* _Your task_: Render every line of the items below as a Markdown table with two columns, Row and Line, numbering each row and skipping blank lines. Leave the pictures out.

* _Extracted information_:
————

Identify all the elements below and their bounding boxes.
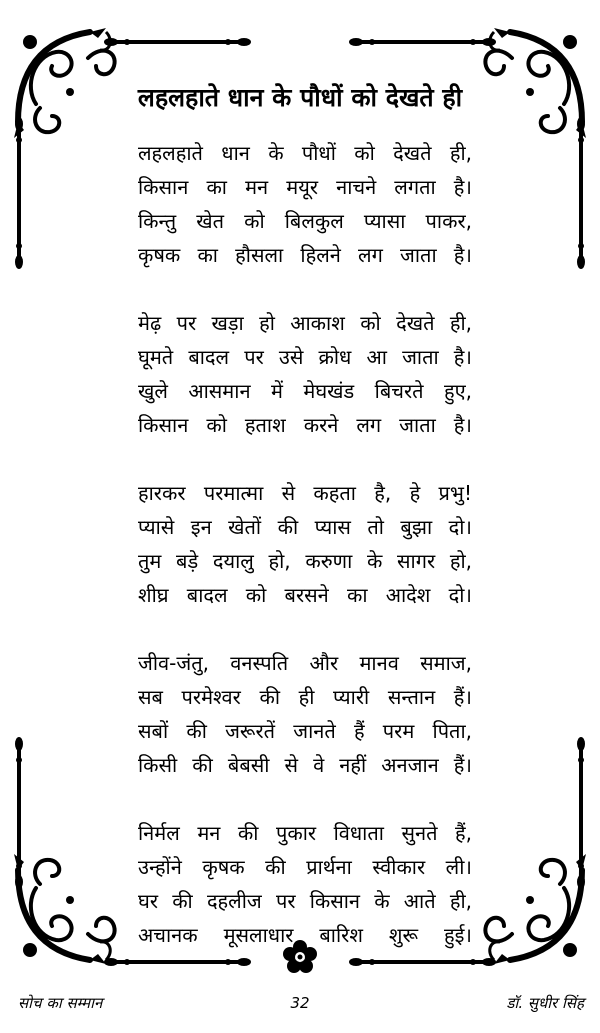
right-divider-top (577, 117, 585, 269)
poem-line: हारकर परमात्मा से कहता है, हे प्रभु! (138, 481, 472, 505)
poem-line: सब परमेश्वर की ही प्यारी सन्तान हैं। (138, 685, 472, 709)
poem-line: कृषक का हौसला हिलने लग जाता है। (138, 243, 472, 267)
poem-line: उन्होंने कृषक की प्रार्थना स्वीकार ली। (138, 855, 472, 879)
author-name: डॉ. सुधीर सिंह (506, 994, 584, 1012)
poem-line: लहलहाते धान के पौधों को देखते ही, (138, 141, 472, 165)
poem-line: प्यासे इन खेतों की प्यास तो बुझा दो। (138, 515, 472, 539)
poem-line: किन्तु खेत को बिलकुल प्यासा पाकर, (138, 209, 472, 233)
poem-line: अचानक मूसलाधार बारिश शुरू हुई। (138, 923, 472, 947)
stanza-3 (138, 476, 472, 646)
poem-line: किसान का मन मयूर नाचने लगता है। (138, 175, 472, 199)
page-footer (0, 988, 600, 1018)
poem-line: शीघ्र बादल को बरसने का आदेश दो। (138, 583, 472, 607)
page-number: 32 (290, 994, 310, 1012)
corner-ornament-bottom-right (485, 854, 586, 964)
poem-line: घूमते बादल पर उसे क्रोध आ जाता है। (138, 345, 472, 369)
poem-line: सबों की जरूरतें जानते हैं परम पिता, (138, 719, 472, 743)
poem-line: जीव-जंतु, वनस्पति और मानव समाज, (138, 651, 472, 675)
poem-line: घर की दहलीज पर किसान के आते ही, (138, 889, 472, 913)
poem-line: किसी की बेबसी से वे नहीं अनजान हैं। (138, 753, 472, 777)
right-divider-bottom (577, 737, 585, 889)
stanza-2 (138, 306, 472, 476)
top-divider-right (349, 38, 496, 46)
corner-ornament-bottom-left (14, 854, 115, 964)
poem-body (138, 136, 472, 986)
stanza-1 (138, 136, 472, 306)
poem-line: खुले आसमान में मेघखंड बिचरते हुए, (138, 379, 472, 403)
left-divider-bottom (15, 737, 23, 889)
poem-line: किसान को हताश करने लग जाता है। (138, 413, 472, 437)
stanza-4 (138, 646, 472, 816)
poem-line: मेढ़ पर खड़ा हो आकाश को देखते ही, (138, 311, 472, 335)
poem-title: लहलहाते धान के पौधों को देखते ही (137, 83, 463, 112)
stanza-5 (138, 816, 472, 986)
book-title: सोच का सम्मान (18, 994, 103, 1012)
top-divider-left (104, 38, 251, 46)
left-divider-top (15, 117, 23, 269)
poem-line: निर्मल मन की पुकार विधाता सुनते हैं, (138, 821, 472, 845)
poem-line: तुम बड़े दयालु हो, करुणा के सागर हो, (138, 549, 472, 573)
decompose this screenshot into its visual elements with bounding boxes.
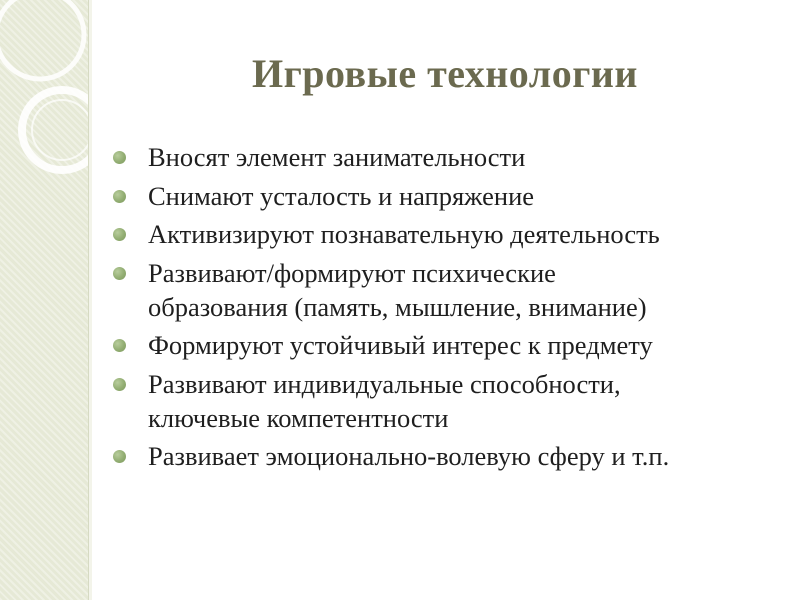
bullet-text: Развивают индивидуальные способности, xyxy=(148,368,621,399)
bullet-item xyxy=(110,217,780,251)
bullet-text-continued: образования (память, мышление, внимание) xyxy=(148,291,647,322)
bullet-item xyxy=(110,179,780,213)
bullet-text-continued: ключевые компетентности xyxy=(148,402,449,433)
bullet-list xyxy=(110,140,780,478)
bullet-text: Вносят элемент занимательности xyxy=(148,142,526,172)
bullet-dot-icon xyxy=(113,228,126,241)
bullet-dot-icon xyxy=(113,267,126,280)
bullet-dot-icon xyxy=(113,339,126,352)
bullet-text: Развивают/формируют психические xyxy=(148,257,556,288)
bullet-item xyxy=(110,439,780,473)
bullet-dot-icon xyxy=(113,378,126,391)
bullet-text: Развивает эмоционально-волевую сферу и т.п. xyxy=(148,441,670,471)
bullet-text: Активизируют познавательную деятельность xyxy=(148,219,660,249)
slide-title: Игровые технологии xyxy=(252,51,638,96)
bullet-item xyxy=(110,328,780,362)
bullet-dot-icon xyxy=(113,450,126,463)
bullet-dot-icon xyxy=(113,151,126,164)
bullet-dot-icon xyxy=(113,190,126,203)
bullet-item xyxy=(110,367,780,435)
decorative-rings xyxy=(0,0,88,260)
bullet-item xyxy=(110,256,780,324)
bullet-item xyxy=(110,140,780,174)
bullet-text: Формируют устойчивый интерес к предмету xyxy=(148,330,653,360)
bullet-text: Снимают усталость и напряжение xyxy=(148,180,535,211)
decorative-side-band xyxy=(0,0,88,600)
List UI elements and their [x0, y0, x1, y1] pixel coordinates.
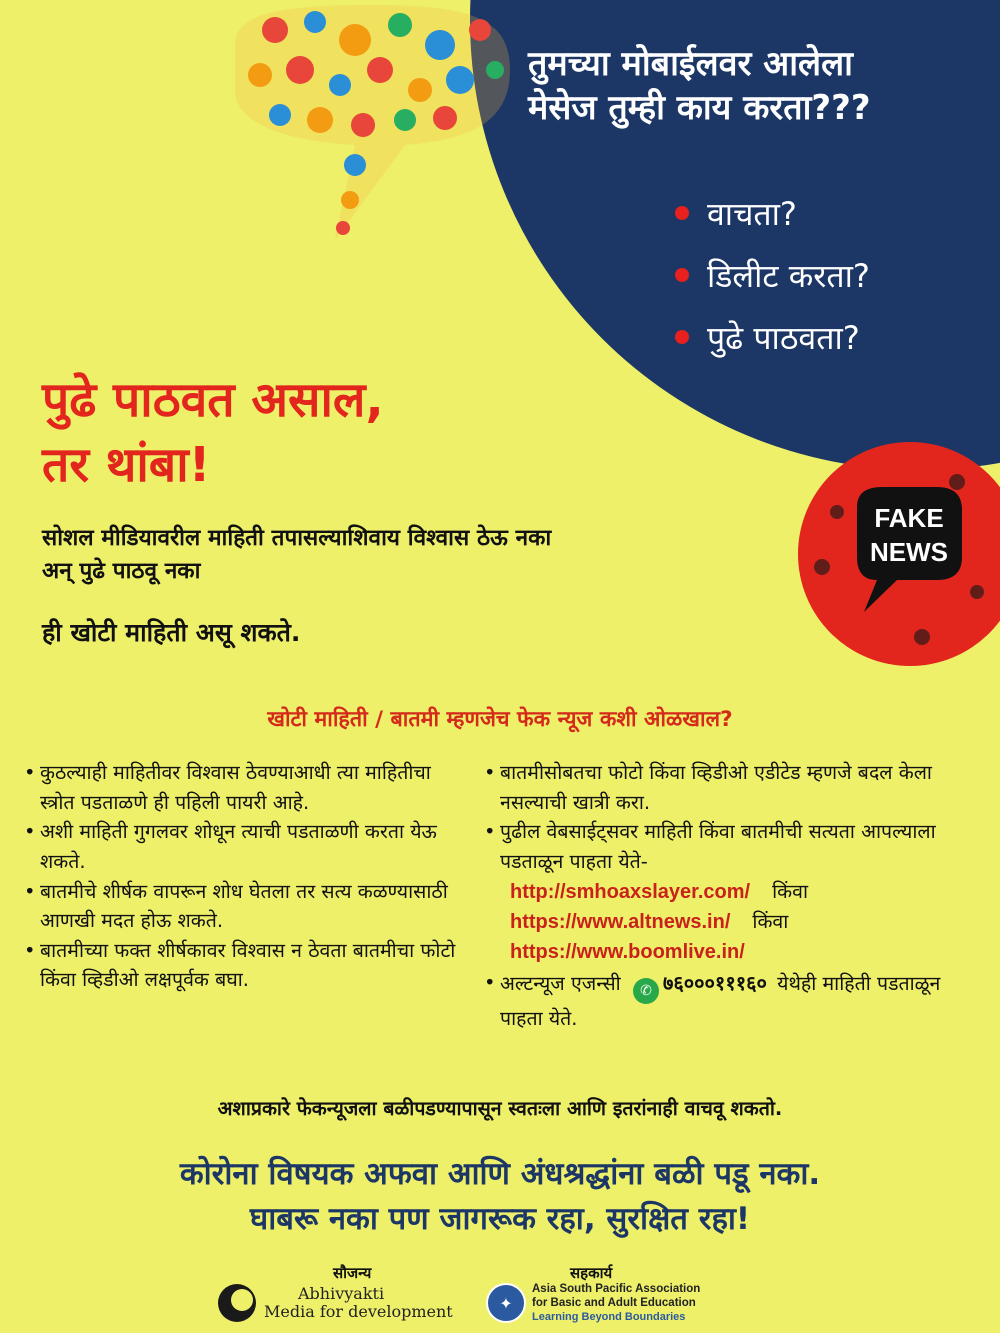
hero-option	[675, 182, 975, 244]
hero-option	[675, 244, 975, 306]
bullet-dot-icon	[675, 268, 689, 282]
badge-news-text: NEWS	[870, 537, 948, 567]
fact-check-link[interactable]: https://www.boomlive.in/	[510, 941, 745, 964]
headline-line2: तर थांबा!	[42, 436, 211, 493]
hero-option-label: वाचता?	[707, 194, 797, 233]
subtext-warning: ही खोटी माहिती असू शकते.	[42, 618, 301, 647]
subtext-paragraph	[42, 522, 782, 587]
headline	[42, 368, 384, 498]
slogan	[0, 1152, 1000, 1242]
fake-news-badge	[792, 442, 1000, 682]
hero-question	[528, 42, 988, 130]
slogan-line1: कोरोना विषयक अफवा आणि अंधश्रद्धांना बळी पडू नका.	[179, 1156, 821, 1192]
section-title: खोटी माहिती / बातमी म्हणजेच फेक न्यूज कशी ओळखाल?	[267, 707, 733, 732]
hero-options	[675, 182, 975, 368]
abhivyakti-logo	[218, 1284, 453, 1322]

————

* _Full output_:
| Row | Line |
|---|---|
| 1 | Identify all the elements below and their bounding boxes. |
| 2 | right-divider-top (577, 117, 585, 269) |
| 3 | poem-line: हारकर परमात्मा से कहता है, हे प्रभु! (138, 481, 472, 505) |
| 4 | poem-line: सब परमेश्वर की ही प्यारी सन्तान हैं। (138, 685, 472, 709) |
| 5 | poem-line: कृषक का हौसला हिलने लग जाता है। (138, 243, 472, 267) |
| 6 | poem-line: उन्होंने कृषक की प्रार्थना स्वीकार ली। (138, 855, 472, 879) |
| 7 | author-name: डॉ. सुधीर सिंह (506, 994, 584, 1012) |
| 8 | poem-line: लहलहाते धान के पौधों को देखते ही, (138, 141, 472, 165) |
| 9 | poem-line: प्यासे इन खेतों की प्यास तो बुझा दो। (138, 515, 472, 539) |
| 10 | poem-line: किन्तु खेत को बिलकुल प्यासा पाकर, (138, 209, 472, 233) |
| 11 | poem-line: अचानक मूसलाधार बारिश शुरू हुई। (138, 923, 472, 947) |
| 12 | stanza-3 (138, 476, 472, 646) |
| 13 | poem-line: किसान का मन मयूर नाचने लगता है। (138, 175, 472, 199) |
| 14 | page-footer (0, 988, 600, 1018) |
| 15 | poem-line: शीघ्र बादल को बरसने का आदेश दो। (138, 583, 472, 607) |
| 16 | page-number: 32 (290, 994, 310, 1012) |
| 17 | corner-ornament-bottom-right (485, 854, 586, 964) |
| 18 | poem-line: घूमते बादल पर उसे क्रोध आ जाता है। (138, 345, 472, 369) |
| 19 | poem-line: सबों की जरूरतें जानते हैं परम पिता, (138, 719, 472, 743) |
| 20 | poem-line: जीव-जंतु, वनस्पति और मानव समाज, (138, 651, 472, 675) |
| 21 | poem-line: घर की दहलीज पर किसान के आते ही, (138, 889, 472, 913) |
| 22 | poem-line: किसी की बेबसी से वे नहीं अनजान हैं। (138, 753, 472, 777) |
| 23 | right-divider-bottom (577, 737, 585, 889) |
| 24 | stanza-2 (138, 306, 472, 476) |
| 25 | top-divider-right (349, 38, 496, 46) |
| 26 | corner-ornament-bottom-left (14, 854, 115, 964) |
| 27 | poem-body (138, 136, 472, 986) |
| 28 | stanza-1 (138, 136, 472, 306) |
| 29 | poem-line: खुले आसमान में मेघखंड बिचरते हुए, (138, 379, 472, 403) |
| 30 | left-divider-bottom (15, 737, 23, 889) |
| 31 | poem-line: किसान को हताश करने लग जाता है। (138, 413, 472, 437) |
| 32 | stanza-4 (138, 646, 472, 816) |
| 33 | poem-line: मेढ़ पर खड़ा हो आकाश को देखते ही, (138, 311, 472, 335) |
| 34 | poem-title: लहलहाते धान के पौधों को देखते ही (137, 83, 463, 112) |
| 35 | stanza-5 (138, 816, 472, 986) |
| 36 | book-title: सोच का सम्मान (18, 994, 103, 1012) |
| 37 | top-divider-left (104, 38, 251, 46) |
| 38 | left-divider-top (15, 117, 23, 269) |
| 39 | poem-line: निर्मल मन की पुकार विधाता सुनते हैं, (138, 821, 472, 845) |
| 40 | poem-line: तुम बड़े दयालु हो, करुणा के सागर हो, (138, 549, 472, 573) |
| 41 | decompose this screenshot into its visual elements with bounding boxes. |
| 42 | bullet-text: Развивают индивидуальные способности, xyxy=(148,368,621,399) |
| 43 | bullet-item xyxy=(110,217,780,251) |
| 44 | bullet-text-continued: образования (память, мышление, внимание) xyxy=(148,291,647,322) |
| 45 | bullet-item xyxy=(110,179,780,213) |
| 46 | bullet-text-continued: ключевые компетентности xyxy=(148,402,449,433) |
| 47 | bullet-list xyxy=(110,140,780,478) |
| 48 | bullet-text: Вносят элемент занимательности xyxy=(148,142,526,172) |
| 49 | bullet-dot-icon xyxy=(113,228,126,241) |
| 50 | bullet-dot-icon xyxy=(113,267,126,280) |
| 51 | bullet-dot-icon xyxy=(113,339,126,352) |
| 52 | bullet-text: Развивают/формируют психические xyxy=(148,257,556,288) |
| 53 | bullet-item xyxy=(110,439,780,473) |
| 54 | bullet-dot-icon xyxy=(113,378,126,391) |
| 55 | bullet-text: Развивает эмоционально-волевую сферу и т.п. xyxy=(148,441,670,471) |
| 56 | bullet-text: Активизируют познавательную деятельность xyxy=(148,219,660,249) |
| 57 | slide-title: Игровые технологии xyxy=(252,51,638,96) |
| 58 | bullet-item xyxy=(110,328,780,362) |
| 59 | bullet-dot-icon xyxy=(113,450,126,463) |
| 60 | bullet-dot-icon xyxy=(113,151,126,164) |
| 61 | bullet-dot-icon xyxy=(113,190,126,203) |
| 62 | bullet-item xyxy=(110,367,780,435) |
| 63 | decorative-rings xyxy=(0,0,88,260) |
| 64 | bullet-item xyxy=(110,256,780,324) |
| 65 | bullet-item xyxy=(110,140,780,174) |
| 66 | bullet-text: Формируют устойчивый интерес к предмету xyxy=(148,330,653,360) |
| 67 | bullet-text: Снимают усталость и напряжение xyxy=(148,180,535,211) |
| 68 | decorative-side-band xyxy=(0,0,88,600) |
| 69 | List UI elements and their [x0, y0, x1, y1] pixel coordinates. |
| 70 | hero-option	[675, 182, 975, 244] |
| 71 | hero-option	[675, 244, 975, 306] |
| 72 | bullet-dot-icon	[675, 268, 689, 282] |
| 73 | badge-news-text: NEWS	[870, 537, 948, 567] |
| 74 | fact-check-link[interactable]: https://www.boomlive.in/	[510, 941, 745, 964] |
| 75 | headline-line2: तर थांबा!	[42, 436, 211, 493] |
| 76 | hero-option-label: वाचता?	[707, 194, 797, 233] |
| 77 | subtext-warning: ही खोटी माहिती असू शकते.	[42, 618, 301, 647] |
| 78 | subtext-paragraph	[42, 522, 782, 587] |
| 79 | headline	[42, 368, 384, 498] |
| 80 | slogan	[0, 1152, 1000, 1242] |
| 81 | fake-news-badge	[792, 442, 1000, 682] |
| 82 | hero-question	[528, 42, 988, 130] |
| 83 | slogan-line1: कोरोना विषयक अफवा आणि अंधश्रद्धांना बळी पडू नका.	[179, 1156, 821, 1192] |
| 84 | section-title: खोटी माहिती / बातमी म्हणजेच फेक न्यूज कशी ओळखाल?	[267, 707, 733, 732] |
| 85 | hero-options	[675, 182, 975, 368] |
| 86 | abhivyakti-logo	[218, 1284, 453, 1322] |